| Set problem |
Without the pictures, give the entries below again exactly as written.

| Task inputs |
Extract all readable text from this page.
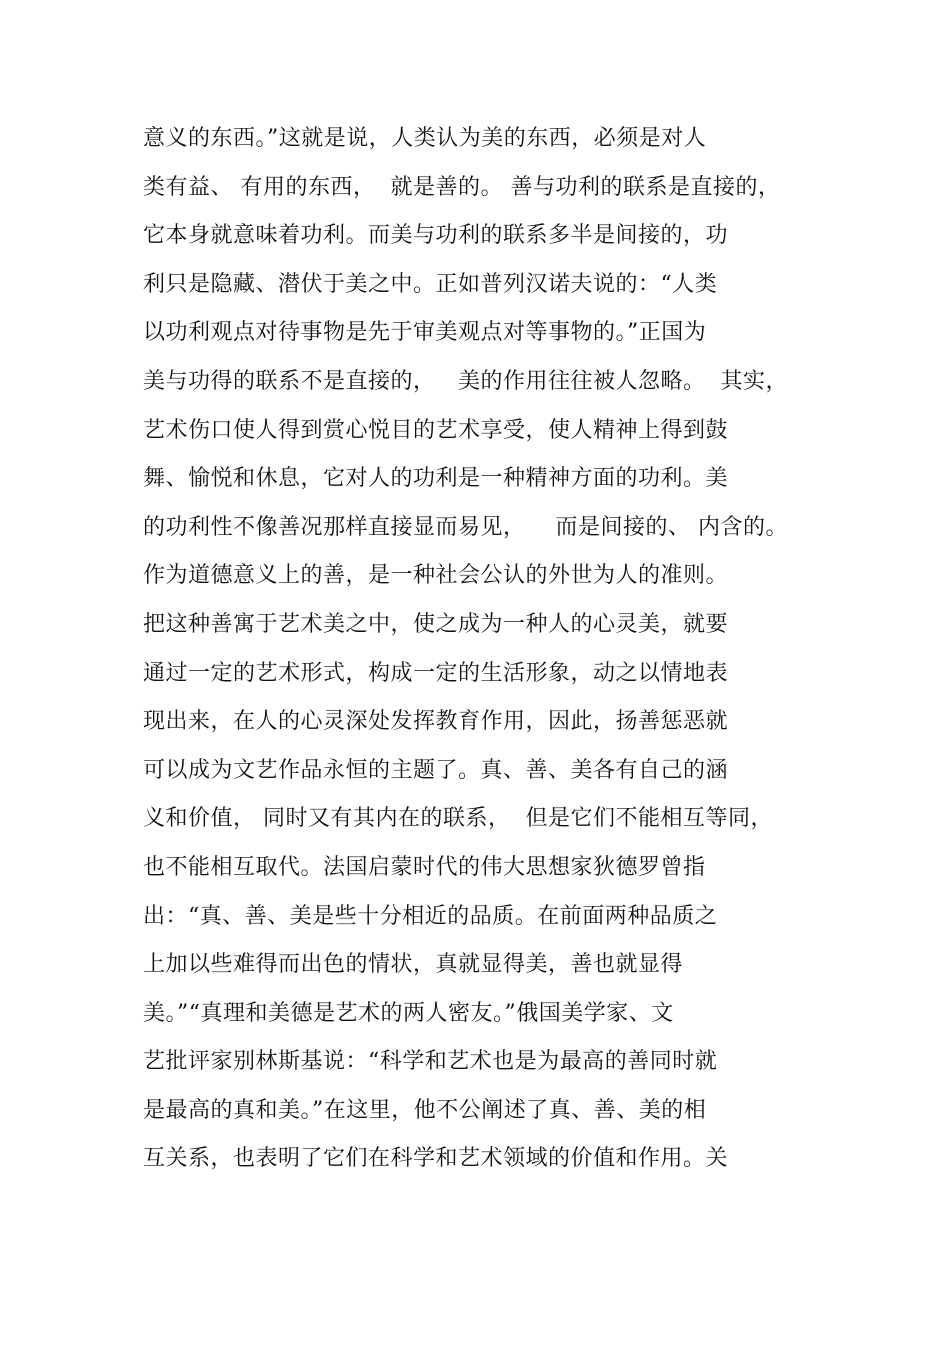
意义的东西。”这就是说，人类认为美的东西，必须是对人
类有益、 有用的东西，  就是善的。 善与功利的联系是直接的，
它本身就意味着功利。而美与功利的联系多半是间接的，功
利只是隐藏、潜伏于美之中。正如普列汉诺夫说的：“人类
以功利观点对待事物是先于审美观点对等事物的。”正国为
美与功得的联系不是直接的，   美的作用往往被人忽略。  其实，
艺术伤口使人得到赏心悦目的艺术享受，使人精神上得到鼓
舞、愉悦和休息，它对人的功利是一种精神方面的功利。美
的功利性不像善况那样直接显而易见，    而是间接的、 内含的。
作为道德意义上的善，是一种社会公认的外世为人的准则。
把这种善寓于艺术美之中，使之成为一种人的心灵美，就要
通过一定的艺术形式，构成一定的生活形象，动之以情地表
现出来，在人的心灵深处发挥教育作用，因此，扬善惩恶就
可以成为文艺作品永恒的主题了。真、善、美各有自己的涵
义和价值， 同时又有其内在的联系，  但是它们不能相互等同，
也不能相互取代。法国启蒙时代的伟大思想家狄德罗曾指
出：“真、善、美是些十分相近的品质。在前面两种品质之
上加以些难得而出色的情状，真就显得美，善也就显得
美。”“真理和美德是艺术的两人密友。”俄国美学家、文
艺批评家别林斯基说：“科学和艺术也是为最高的善同时就
是最高的真和美。”在这里，他不公阐述了真、善、美的相
互关系，也表明了它们在科学和艺术领域的价值和作用。关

| Answer to the task |
Extract all readable text from this page.
意义的东西。”这就是说，人类认为美的东西，必须是对人
类有益、 有用的东西，  就是善的。 善与功利的联系是直接的，
它本身就意味着功利。而美与功利的联系多半是间接的，功
利只是隐藏、潜伏于美之中。正如普列汉诺夫说的：“人类
以功利观点对待事物是先于审美观点对等事物的。”正国为
美与功得的联系不是直接的，   美的作用往往被人忽略。  其实，
艺术伤口使人得到赏心悦目的艺术享受，使人精神上得到鼓
舞、愉悦和休息，它对人的功利是一种精神方面的功利。美
的功利性不像善况那样直接显而易见，    而是间接的、 内含的。
作为道德意义上的善，是一种社会公认的外世为人的准则。
把这种善寓于艺术美之中，使之成为一种人的心灵美，就要
通过一定的艺术形式，构成一定的生活形象，动之以情地表
现出来，在人的心灵深处发挥教育作用，因此，扬善惩恶就
可以成为文艺作品永恒的主题了。真、善、美各有自己的涵
义和价值， 同时又有其内在的联系，  但是它们不能相互等同，
也不能相互取代。法国启蒙时代的伟大思想家狄德罗曾指
出：“真、善、美是些十分相近的品质。在前面两种品质之
上加以些难得而出色的情状，真就显得美，善也就显得
美。”“真理和美德是艺术的两人密友。”俄国美学家、文
艺批评家别林斯基说：“科学和艺术也是为最高的善同时就
是最高的真和美。”在这里，他不公阐述了真、善、美的相
互关系，也表明了它们在科学和艺术领域的价值和作用。关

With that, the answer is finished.